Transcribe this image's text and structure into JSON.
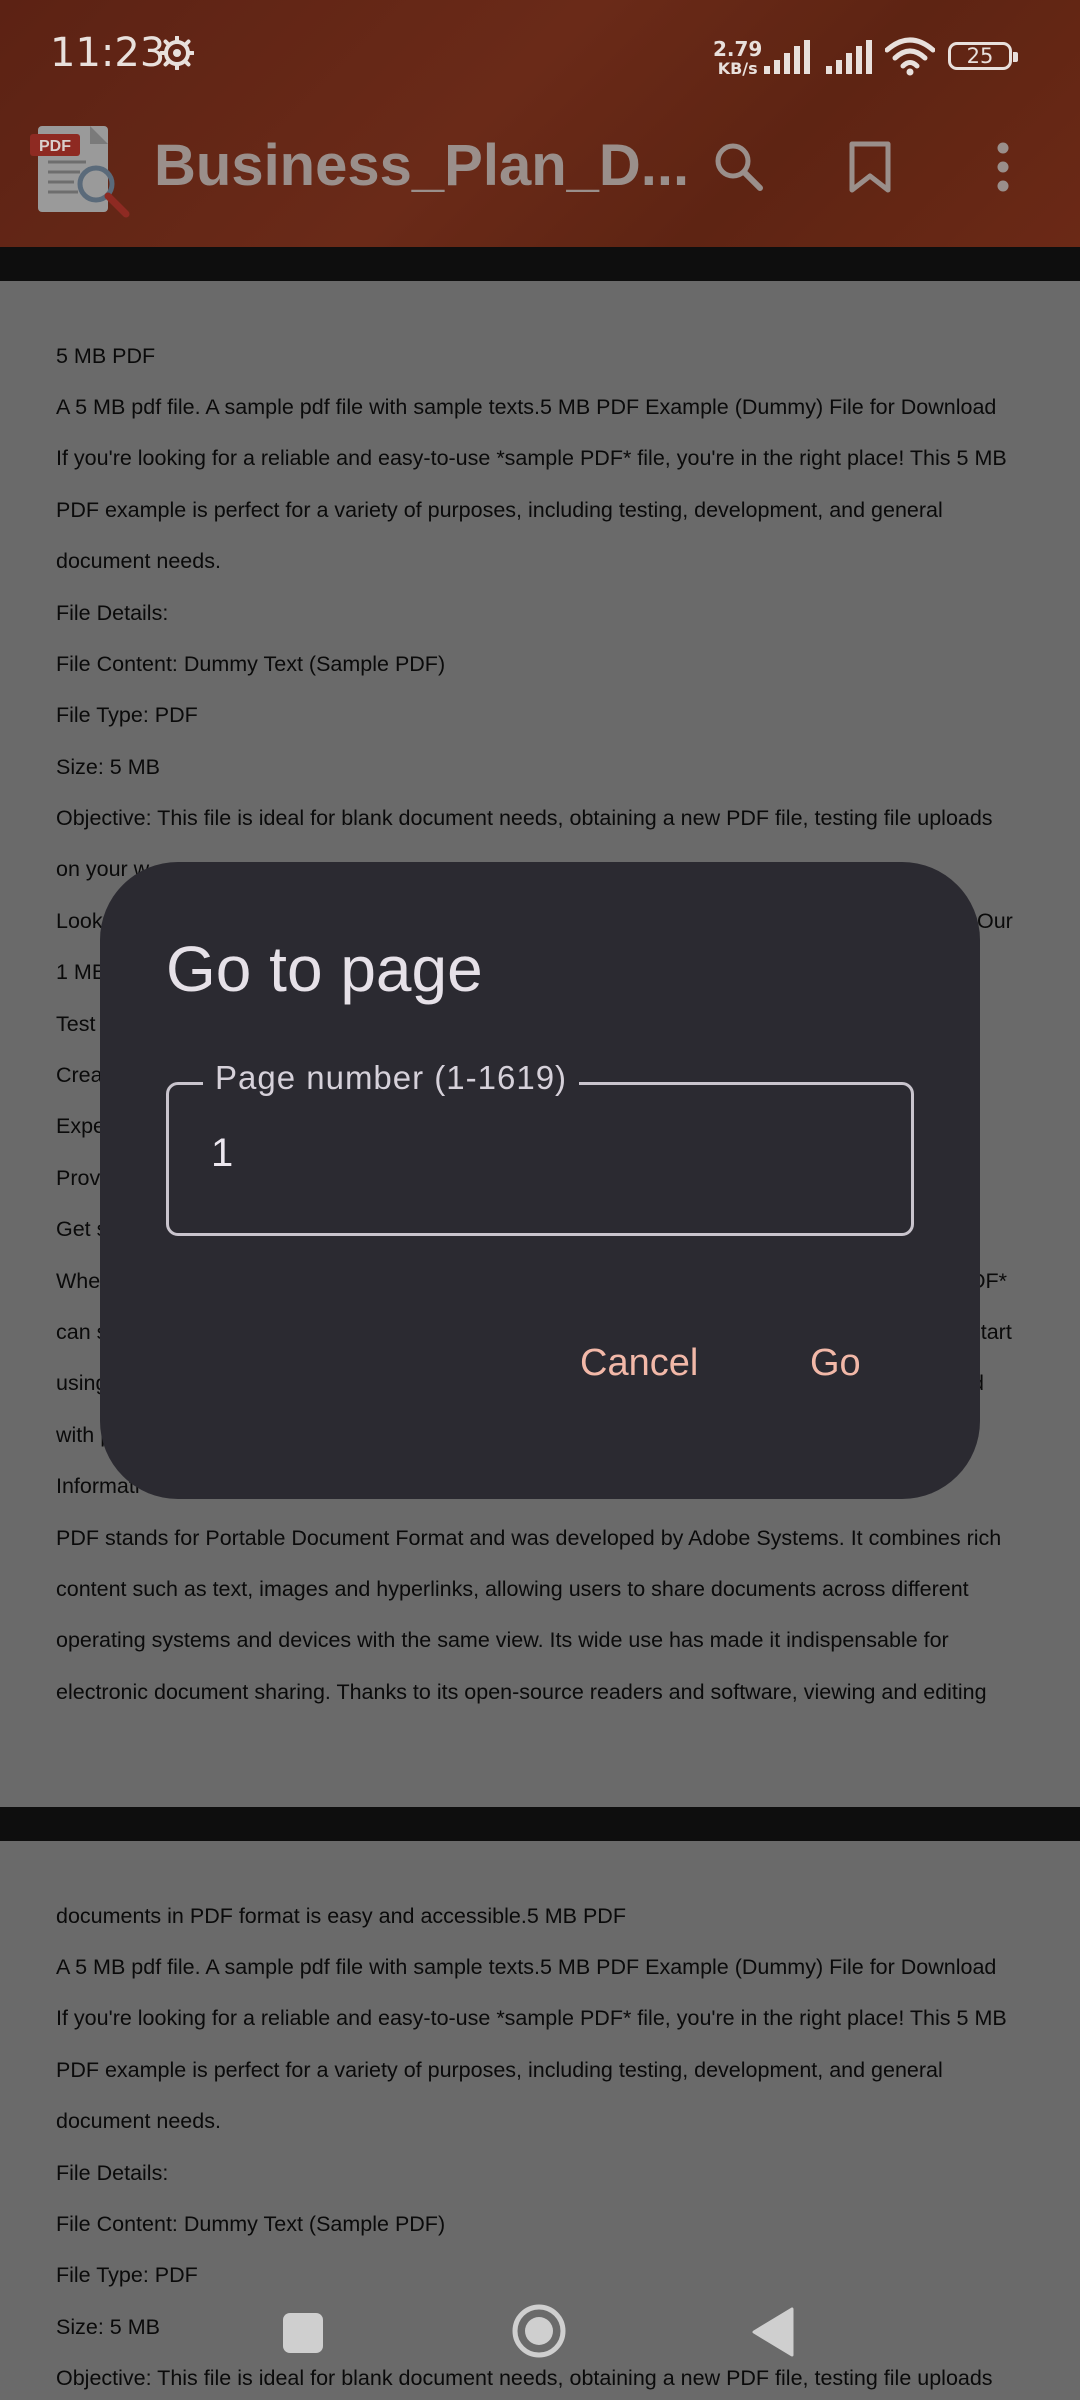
{
  "status_bar": {
    "time": "11:23",
    "net_speed_value": "2.79",
    "net_speed_unit": "KB/s",
    "battery": "25",
    "icons": [
      "gear-icon",
      "signal-icon",
      "signal-icon",
      "wifi-icon",
      "battery-icon"
    ]
  },
  "app_bar": {
    "title": "Business_Plan_D...",
    "logo_text": "PDF",
    "icons": [
      "search-icon",
      "bookmark-icon",
      "more-vert-icon"
    ]
  },
  "page1": {
    "lines": [
      "5 MB PDF",
      "A 5 MB pdf file. A sample pdf file with sample texts.5 MB PDF Example (Dummy) File for Download",
      "If you're looking for a reliable and easy-to-use *sample PDF* file, you're in the right place! This 5 MB",
      "PDF example is perfect for a variety of purposes, including testing, development, and general",
      "document needs.",
      "File Details:",
      "File Content: Dummy Text (Sample PDF)",
      "File Type: PDF",
      "Size: 5 MB",
      "Objective: This file is ideal for blank document needs, obtaining a new PDF file, testing file uploads",
      "on your w",
      "Look",
      "1 MB",
      "Test",
      "Crea",
      "Expe",
      "Prov",
      "Get s",
      "Whe",
      "can s",
      "using",
      "with p",
      "Informati",
      "PDF stands for Portable Document Format and was developed by Adobe Systems. It combines rich",
      "content such as text, images and hyperlinks, allowing users to share documents across different",
      "operating systems and devices with the same view. Its wide use has made it indispensable for",
      "electronic document sharing. Thanks to its open-source readers and software, viewing and editing"
    ],
    "right_fragments": [
      "Our",
      "DF*",
      "start",
      "d"
    ]
  },
  "page2": {
    "lines": [
      "documents in PDF format is easy and accessible.5 MB PDF",
      "A 5 MB pdf file. A sample pdf file with sample texts.5 MB PDF Example (Dummy) File for Download",
      "If you're looking for a reliable and easy-to-use *sample PDF* file, you're in the right place! This 5 MB",
      "PDF example is perfect for a variety of purposes, including testing, development, and general",
      "document needs.",
      "File Details:",
      "File Content: Dummy Text (Sample PDF)",
      "File Type: PDF",
      "Size: 5 MB",
      "Objective: This file is ideal for blank document needs, obtaining a new PDF file, testing file uploads"
    ]
  },
  "dialog": {
    "title": "Go to page",
    "field_label": "Page number (1-1619)",
    "field_value": "1",
    "cancel_label": "Cancel",
    "go_label": "Go"
  },
  "nav_bar": {
    "icons": [
      "recents-icon",
      "home-icon",
      "back-icon"
    ]
  }
}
* * * * * * *
_PROBLEM REQUIREMENTS:_ Reproduce all of the material above word for word. Omit the pictures.

_RESPONSE BELOW:_
Transcribe this image's text and structure into JSON.
{
  "status_bar": {
    "time": "11:23",
    "net_speed_value": "2.79",
    "net_speed_unit": "KB/s",
    "battery": "25",
    "icons": [
      "gear-icon",
      "signal-icon",
      "signal-icon",
      "wifi-icon",
      "battery-icon"
    ]
  },
  "app_bar": {
    "title": "Business_Plan_D...",
    "logo_text": "PDF",
    "icons": [
      "search-icon",
      "bookmark-icon",
      "more-vert-icon"
    ]
  },
  "page1": {
    "lines": [
      "5 MB PDF",
      "A 5 MB pdf file. A sample pdf file with sample texts.5 MB PDF Example (Dummy) File for Download",
      "If you're looking for a reliable and easy-to-use *sample PDF* file, you're in the right place! This 5 MB",
      "PDF example is perfect for a variety of purposes, including testing, development, and general",
      "document needs.",
      "File Details:",
      "File Content: Dummy Text (Sample PDF)",
      "File Type: PDF",
      "Size: 5 MB",
      "Objective: This file is ideal for blank document needs, obtaining a new PDF file, testing file uploads",
      "on your w",
      "Look",
      "1 MB",
      "Test",
      "Crea",
      "Expe",
      "Prov",
      "Get s",
      "Whe",
      "can s",
      "using",
      "with p",
      "Informati",
      "PDF stands for Portable Document Format and was developed by Adobe Systems. It combines rich",
      "content such as text, images and hyperlinks, allowing users to share documents across different",
      "operating systems and devices with the same view. Its wide use has made it indispensable for",
      "electronic document sharing. Thanks to its open-source readers and software, viewing and editing"
    ],
    "right_fragments": [
      "Our",
      "DF*",
      "start",
      "d"
    ]
  },
  "page2": {
    "lines": [
      "documents in PDF format is easy and accessible.5 MB PDF",
      "A 5 MB pdf file. A sample pdf file with sample texts.5 MB PDF Example (Dummy) File for Download",
      "If you're looking for a reliable and easy-to-use *sample PDF* file, you're in the right place! This 5 MB",
      "PDF example is perfect for a variety of purposes, including testing, development, and general",
      "document needs.",
      "File Details:",
      "File Content: Dummy Text (Sample PDF)",
      "File Type: PDF",
      "Size: 5 MB",
      "Objective: This file is ideal for blank document needs, obtaining a new PDF file, testing file uploads"
    ]
  },
  "dialog": {
    "title": "Go to page",
    "field_label": "Page number (1-1619)",
    "field_value": "1",
    "cancel_label": "Cancel",
    "go_label": "Go"
  },
  "nav_bar": {
    "icons": [
      "recents-icon",
      "home-icon",
      "back-icon"
    ]
  }
}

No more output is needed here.